* [Stated task]: Reply with one number: the count of lines in the data that hold the string "this".

* [Dataset]:

########

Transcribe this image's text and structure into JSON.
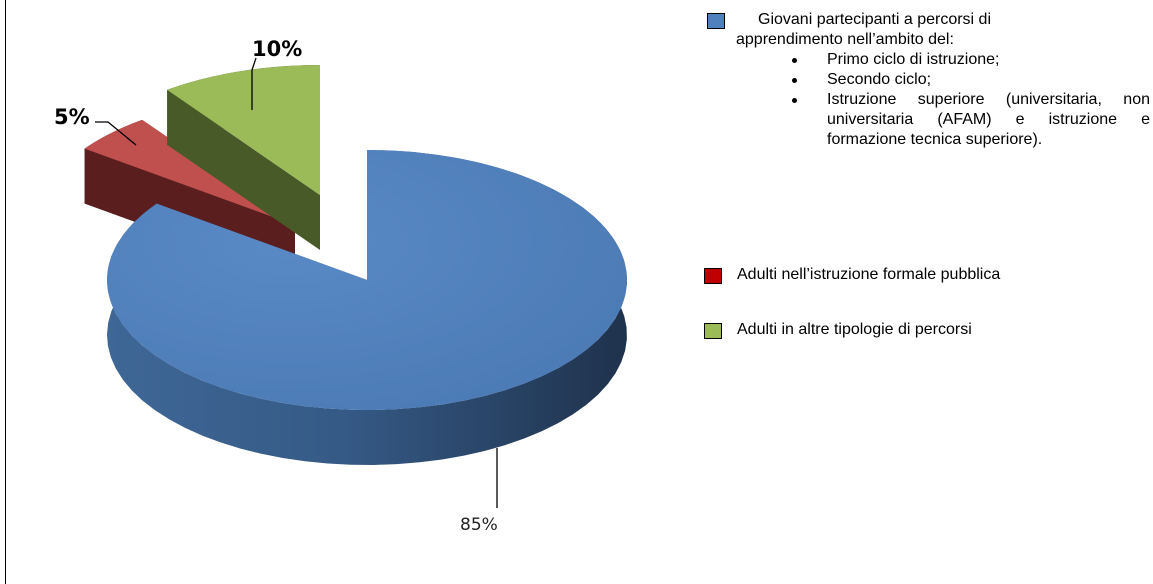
{
  "chart_data": {
    "type": "pie",
    "title": "",
    "slices": [
      {
        "label": "85%",
        "value": 85,
        "color": "#4f81bd"
      },
      {
        "label": "5%",
        "value": 5,
        "color": "#c0504d"
      },
      {
        "label": "10%",
        "value": 10,
        "color": "#9bbb59"
      }
    ]
  },
  "legend": {
    "entry1": {
      "line1": "Giovani partecipanti a percorsi di",
      "line2": "apprendimento nell’ambito del:",
      "bullets": [
        "Primo ciclo di istruzione;",
        "Secondo ciclo;",
        "Istruzione superiore (universitaria, non universitaria (AFAM) e istruzione e formazione tecnica superiore)."
      ]
    },
    "entry2": "Adulti nell’istruzione formale pubblica",
    "entry3": "Adulti in altre tipologie di percorsi"
  }
}
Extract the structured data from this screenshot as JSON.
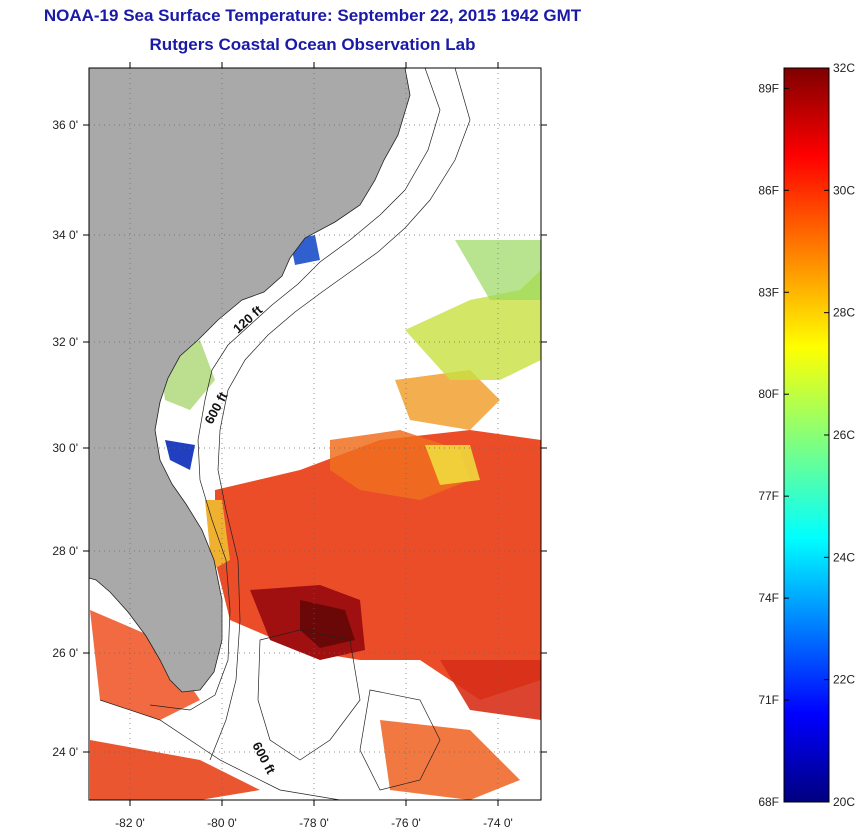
{
  "title_line1": "NOAA-19 Sea Surface Temperature:  September 22, 2015 1942 GMT",
  "title_line2": "Rutgers Coastal Ocean Observation Lab",
  "lon_labels": [
    "-82 0'",
    "-80 0'",
    "-78 0'",
    "-76 0'",
    "-74 0'"
  ],
  "lat_labels": [
    "36 0'",
    "34 0'",
    "32 0'",
    "30 0'",
    "28 0'",
    "26 0'",
    "24 0'"
  ],
  "contour_labels": [
    "120 ft",
    "600 ft",
    "600 ft"
  ],
  "colorbar": {
    "fahrenheit_labels": [
      "89F",
      "86F",
      "83F",
      "80F",
      "77F",
      "74F",
      "71F",
      "68F"
    ],
    "celsius_labels": [
      "32C",
      "30C",
      "28C",
      "26C",
      "24C",
      "22C",
      "20C"
    ],
    "min_c": 20,
    "max_c": 32
  },
  "colors": {
    "title": "#1a1aa8",
    "land": "#a9a9a9"
  }
}
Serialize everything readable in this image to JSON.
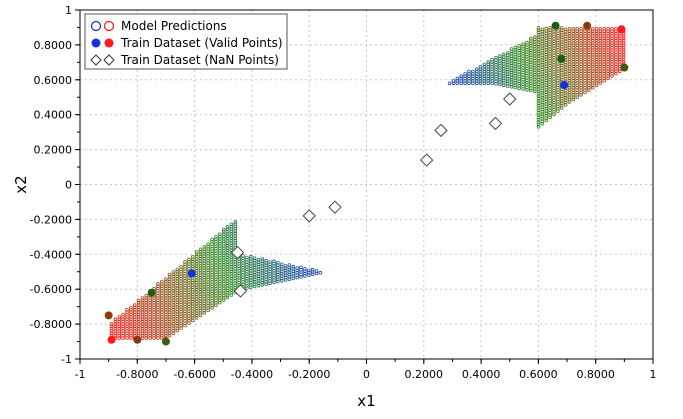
{
  "chart_data": {
    "type": "scatter",
    "title": "",
    "xlabel": "x1",
    "ylabel": "x2",
    "xlim": [
      -1,
      1
    ],
    "ylim": [
      -1,
      1
    ],
    "grid": true,
    "legend_position": "top-left",
    "x_ticks": [
      "-1",
      "-0.8000",
      "-0.6000",
      "-0.4000",
      "-0.2000",
      "0",
      "0.2000",
      "0.4000",
      "0.6000",
      "0.8000",
      "1"
    ],
    "y_ticks": [
      "-1",
      "-0.8000",
      "-0.6000",
      "-0.4000",
      "-0.2000",
      "0",
      "0.2000",
      "0.4000",
      "0.6000",
      "0.8000",
      "1"
    ],
    "legend": [
      {
        "label": "Model Predictions",
        "marker": "open-circles"
      },
      {
        "label": "Train Dataset (Valid Points)",
        "marker": "filled-circles"
      },
      {
        "label": "Train Dataset (NaN Points)",
        "marker": "open-diamonds"
      }
    ],
    "colors": {
      "blue": "#1530e0",
      "green": "#2e8b22",
      "red": "#ff1a1a",
      "dark_green": "#1a5c12",
      "brown": "#8b3a10",
      "olive": "#3d5a10",
      "diamond": "#444444",
      "grid": "#c8c8c8"
    },
    "prediction_regions": [
      {
        "name": "lower-left",
        "x_min": -0.89,
        "x_max": -0.16,
        "y_min": -0.88,
        "y_max": -0.2,
        "diagonal_slope": 1.0
      },
      {
        "name": "upper-right",
        "x_min": 0.29,
        "x_max": 0.9,
        "y_min": 0.33,
        "y_max": 0.9,
        "diagonal_slope": 1.0
      }
    ],
    "valid_points": [
      {
        "x": -0.61,
        "y": -0.51,
        "color": "blue"
      },
      {
        "x": -0.75,
        "y": -0.62,
        "color": "dark_green"
      },
      {
        "x": -0.89,
        "y": -0.89,
        "color": "red"
      },
      {
        "x": -0.9,
        "y": -0.75,
        "color": "brown"
      },
      {
        "x": -0.8,
        "y": -0.89,
        "color": "brown"
      },
      {
        "x": -0.7,
        "y": -0.9,
        "color": "olive"
      },
      {
        "x": 0.66,
        "y": 0.91,
        "color": "dark_green"
      },
      {
        "x": 0.77,
        "y": 0.91,
        "color": "brown"
      },
      {
        "x": 0.89,
        "y": 0.89,
        "color": "red"
      },
      {
        "x": 0.68,
        "y": 0.72,
        "color": "dark_green"
      },
      {
        "x": 0.69,
        "y": 0.57,
        "color": "blue"
      },
      {
        "x": 0.9,
        "y": 0.67,
        "color": "olive"
      }
    ],
    "nan_points": [
      {
        "x": -0.45,
        "y": -0.39
      },
      {
        "x": -0.44,
        "y": -0.61
      },
      {
        "x": -0.2,
        "y": -0.18
      },
      {
        "x": -0.11,
        "y": -0.13
      },
      {
        "x": 0.21,
        "y": 0.14
      },
      {
        "x": 0.26,
        "y": 0.31
      },
      {
        "x": 0.45,
        "y": 0.35
      },
      {
        "x": 0.5,
        "y": 0.49
      }
    ]
  }
}
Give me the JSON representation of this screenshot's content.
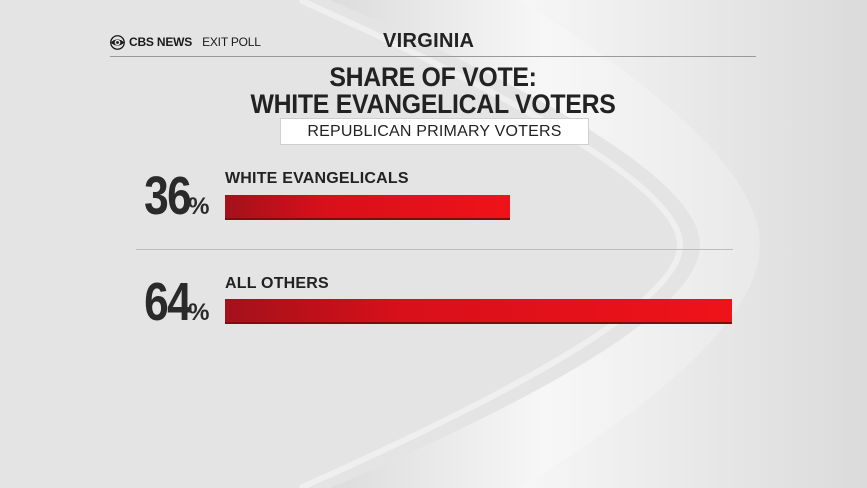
{
  "header": {
    "network": "CBS NEWS",
    "product": "EXIT POLL",
    "state": "VIRGINIA"
  },
  "icons": {
    "brand": "cbs-eye-icon"
  },
  "colors": {
    "bar": "#e8111a",
    "text": "#222222",
    "background": "#e6e6e6"
  },
  "chart_data": {
    "type": "bar",
    "orientation": "horizontal",
    "title": "SHARE OF VOTE:",
    "title_line2": "WHITE EVANGELICAL VOTERS",
    "subtitle": "REPUBLICAN PRIMARY VOTERS",
    "categories": [
      "WHITE EVANGELICALS",
      "ALL OTHERS"
    ],
    "values": [
      36,
      64
    ],
    "value_labels": [
      "36",
      "64"
    ],
    "unit": "%",
    "xlim": [
      0,
      64
    ],
    "grid": false
  }
}
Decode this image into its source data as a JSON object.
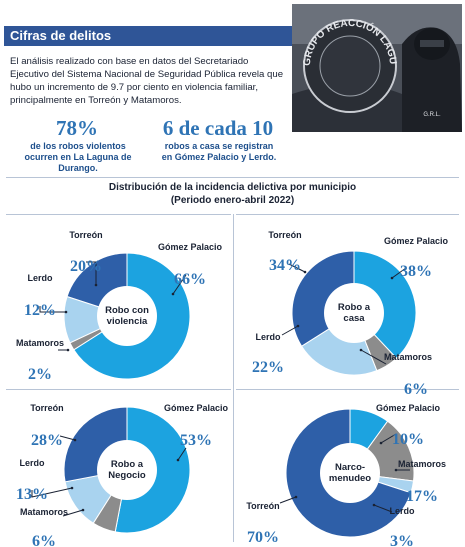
{
  "header": {
    "title": "Cifras de delitos"
  },
  "intro": "El análisis realizado con base en datos del Secretariado Ejecutivo del Sistema Nacional de Seguridad Pública revela que hubo un incremento de 9.7 por ciento en violencia familiar, principalmente en Torreón y Matamoros.",
  "stats": [
    {
      "value": "78%",
      "text": "de los robos violentos ocurren en La Laguna de Durango."
    },
    {
      "value": "6 de cada 10",
      "text": "robos a casa se registran en Gómez Palacio y Lerdo."
    }
  ],
  "photo": {
    "caption_text": "GRUPO REACCIÓN LAGUNA",
    "badge_text": "G.R.L."
  },
  "distribution": {
    "title": "Distribución de la incidencia delictiva por municipio",
    "subtitle": "(Periodo enero-abril 2022)"
  },
  "colors": {
    "Gómez Palacio": "#1ca3e0",
    "Torreón": "#2e5fa8",
    "Lerdo": "#a9d3ef",
    "Matamoros": "#8c8c8c",
    "header": "#2f5597"
  },
  "chart_data": [
    {
      "type": "pie",
      "title": "Robo con violencia",
      "categories": [
        "Gómez Palacio",
        "Matamoros",
        "Lerdo",
        "Torreón"
      ],
      "values": [
        66,
        2,
        12,
        20
      ],
      "labels": [
        "66%",
        "2%",
        "12%",
        "20%"
      ]
    },
    {
      "type": "pie",
      "title": "Robo a casa",
      "categories": [
        "Gómez Palacio",
        "Matamoros",
        "Lerdo",
        "Torreón"
      ],
      "values": [
        38,
        6,
        22,
        34
      ],
      "labels": [
        "38%",
        "6%",
        "22%",
        "34%"
      ]
    },
    {
      "type": "pie",
      "title": "Robo a Negocio",
      "categories": [
        "Gómez Palacio",
        "Matamoros",
        "Lerdo",
        "Torreón"
      ],
      "values": [
        53,
        6,
        13,
        28
      ],
      "labels": [
        "53%",
        "6%",
        "13%",
        "28%"
      ]
    },
    {
      "type": "pie",
      "title": "Narco-menudeo",
      "categories": [
        "Gómez Palacio",
        "Matamoros",
        "Lerdo",
        "Torreón"
      ],
      "values": [
        10,
        17,
        3,
        70
      ],
      "labels": [
        "10%",
        "17%",
        "3%",
        "70%"
      ]
    }
  ]
}
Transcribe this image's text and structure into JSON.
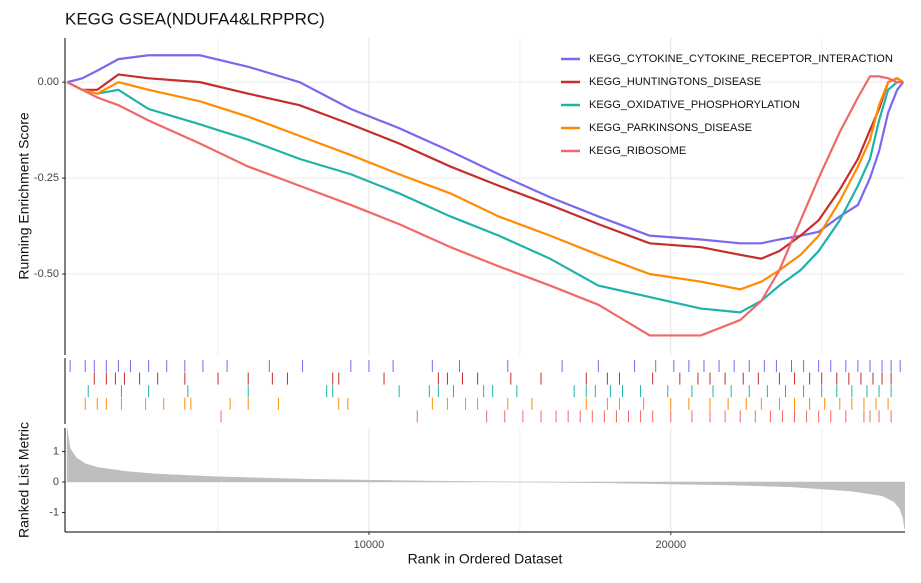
{
  "chart_data": [
    {
      "type": "line",
      "title": "KEGG GSEA(NDUFA4&LRPPRC)",
      "ylabel": "Running Enrichment Score",
      "legend": "top-right",
      "grid": true,
      "x": [
        0,
        500,
        1000,
        1700,
        2700,
        4400,
        6000,
        7700,
        9400,
        11000,
        12700,
        14300,
        16000,
        17600,
        19300,
        21000,
        22300,
        23000,
        23600,
        24300,
        24900,
        25600,
        26200,
        26600,
        26900,
        27200,
        27500,
        27700
      ],
      "xlim": [
        -70,
        27760
      ],
      "xticks": [
        10000,
        20000
      ],
      "xminorticks": [
        5000,
        15000,
        25000
      ],
      "ylim": [
        -0.711,
        0.115
      ],
      "yticks": [
        {
          "value": 0,
          "label": "0.00"
        },
        {
          "value": -0.25,
          "label": "-0.25"
        },
        {
          "value": -0.5,
          "label": "-0.50"
        }
      ],
      "series": [
        {
          "name": "KEGG_CYTOKINE_CYTOKINE_RECEPTOR_INTERACTION",
          "color": "#7b68ee",
          "values": [
            0,
            0.01,
            0.03,
            0.06,
            0.07,
            0.07,
            0.04,
            0.0,
            -0.07,
            -0.12,
            -0.18,
            -0.24,
            -0.3,
            -0.35,
            -0.4,
            -0.41,
            -0.42,
            -0.42,
            -0.41,
            -0.4,
            -0.39,
            -0.35,
            -0.32,
            -0.25,
            -0.18,
            -0.08,
            -0.02,
            0.0
          ],
          "hits": [
            100,
            600,
            900,
            1300,
            1700,
            2100,
            2700,
            3300,
            3900,
            4500,
            5300,
            6700,
            7800,
            9400,
            10000,
            10800,
            12100,
            13000,
            14600,
            16400,
            17600,
            18800,
            19500,
            20100,
            20600,
            21100,
            21600,
            22100,
            22600,
            23100,
            23500,
            24000,
            24400,
            24900,
            25300,
            25800,
            26200,
            26600,
            27000,
            27300,
            27600
          ]
        },
        {
          "name": "KEGG_HUNTINGTONS_DISEASE",
          "color": "#c62d2d",
          "values": [
            0,
            -0.02,
            -0.02,
            0.02,
            0.01,
            0.0,
            -0.03,
            -0.06,
            -0.11,
            -0.16,
            -0.22,
            -0.27,
            -0.32,
            -0.37,
            -0.42,
            -0.43,
            -0.45,
            -0.46,
            -0.44,
            -0.4,
            -0.36,
            -0.28,
            -0.2,
            -0.125,
            -0.07,
            0.0,
            0.01,
            0.0
          ],
          "hits": [
            900,
            1300,
            1600,
            1900,
            2400,
            3000,
            3900,
            5000,
            6000,
            6800,
            7300,
            8800,
            9000,
            10500,
            12300,
            12600,
            13100,
            13600,
            14700,
            15700,
            17200,
            17900,
            18300,
            19400,
            20300,
            20900,
            21300,
            21800,
            22400,
            22900,
            23600,
            24100,
            24600,
            25000,
            25500,
            25900,
            26300,
            26700,
            27000,
            27300
          ]
        },
        {
          "name": "KEGG_OXIDATIVE_PHOSPHORYLATION",
          "color": "#20b2aa",
          "values": [
            0,
            -0.02,
            -0.03,
            -0.02,
            -0.07,
            -0.11,
            -0.15,
            -0.2,
            -0.24,
            -0.29,
            -0.35,
            -0.4,
            -0.46,
            -0.53,
            -0.56,
            -0.59,
            -0.6,
            -0.57,
            -0.53,
            -0.49,
            -0.44,
            -0.36,
            -0.27,
            -0.2,
            -0.1,
            -0.02,
            0.0,
            0.0
          ],
          "hits": [
            700,
            1800,
            2700,
            4000,
            6000,
            8600,
            8800,
            11000,
            12000,
            12300,
            12800,
            13800,
            14100,
            14900,
            16800,
            17200,
            17500,
            18000,
            18400,
            19000,
            19900,
            20700,
            21400,
            22000,
            22600,
            23200,
            23800,
            24400,
            25000,
            25500,
            26000,
            26500,
            26900,
            27300
          ]
        },
        {
          "name": "KEGG_PARKINSONS_DISEASE",
          "color": "#ff8c00",
          "values": [
            0,
            -0.02,
            -0.03,
            0.0,
            -0.02,
            -0.05,
            -0.09,
            -0.14,
            -0.19,
            -0.24,
            -0.29,
            -0.35,
            -0.4,
            -0.45,
            -0.5,
            -0.52,
            -0.54,
            -0.52,
            -0.49,
            -0.45,
            -0.4,
            -0.31,
            -0.22,
            -0.15,
            -0.06,
            0.0,
            0.01,
            0.0
          ],
          "hits": [
            600,
            1000,
            1300,
            1800,
            2600,
            3200,
            3900,
            4100,
            5400,
            6000,
            7000,
            9000,
            9300,
            12100,
            12600,
            13200,
            13600,
            14600,
            15400,
            17200,
            17900,
            18300,
            19100,
            20000,
            20600,
            21300,
            21900,
            22500,
            23000,
            23600,
            24100,
            24600,
            25100,
            25600,
            26000,
            26400,
            26800,
            27200
          ]
        },
        {
          "name": "KEGG_RIBOSOME",
          "color": "#f06868",
          "values": [
            0,
            -0.02,
            -0.04,
            -0.06,
            -0.1,
            -0.16,
            -0.22,
            -0.27,
            -0.32,
            -0.37,
            -0.43,
            -0.48,
            -0.53,
            -0.58,
            -0.66,
            -0.66,
            -0.62,
            -0.57,
            -0.49,
            -0.36,
            -0.25,
            -0.13,
            -0.04,
            0.015,
            0.015,
            0.01,
            0.0,
            0.0
          ],
          "hits": [
            5100,
            11600,
            13900,
            14500,
            15100,
            15700,
            16200,
            16600,
            17000,
            17400,
            17800,
            18200,
            18600,
            19000,
            19400,
            20000,
            20700,
            21300,
            21800,
            22300,
            22800,
            23300,
            23700,
            24100,
            24500,
            24900,
            25300,
            25800,
            26400,
            26600,
            26900,
            27300
          ]
        }
      ]
    },
    {
      "type": "area",
      "ylabel": "Ranked List Metric",
      "xlabel": "Rank in Ordered Dataset",
      "color": "#bebebe",
      "x": [
        0,
        100,
        300,
        600,
        1000,
        2000,
        3000,
        5000,
        8000,
        12000,
        15000,
        18000,
        22000,
        24000,
        26000,
        27000,
        27400,
        27600,
        27700,
        27750
      ],
      "values": [
        1.75,
        1.1,
        0.8,
        0.6,
        0.48,
        0.34,
        0.26,
        0.17,
        0.09,
        0.03,
        0.0,
        -0.03,
        -0.1,
        -0.16,
        -0.3,
        -0.45,
        -0.65,
        -0.9,
        -1.2,
        -1.55
      ],
      "xlim": [
        -70,
        27760
      ],
      "xticks": [
        10000,
        20000
      ],
      "xminorticks": [
        5000,
        15000,
        25000
      ],
      "ylim": [
        -1.64,
        1.77
      ],
      "yticks": [
        1,
        0,
        -1
      ]
    }
  ]
}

########

* [Written reply]: 6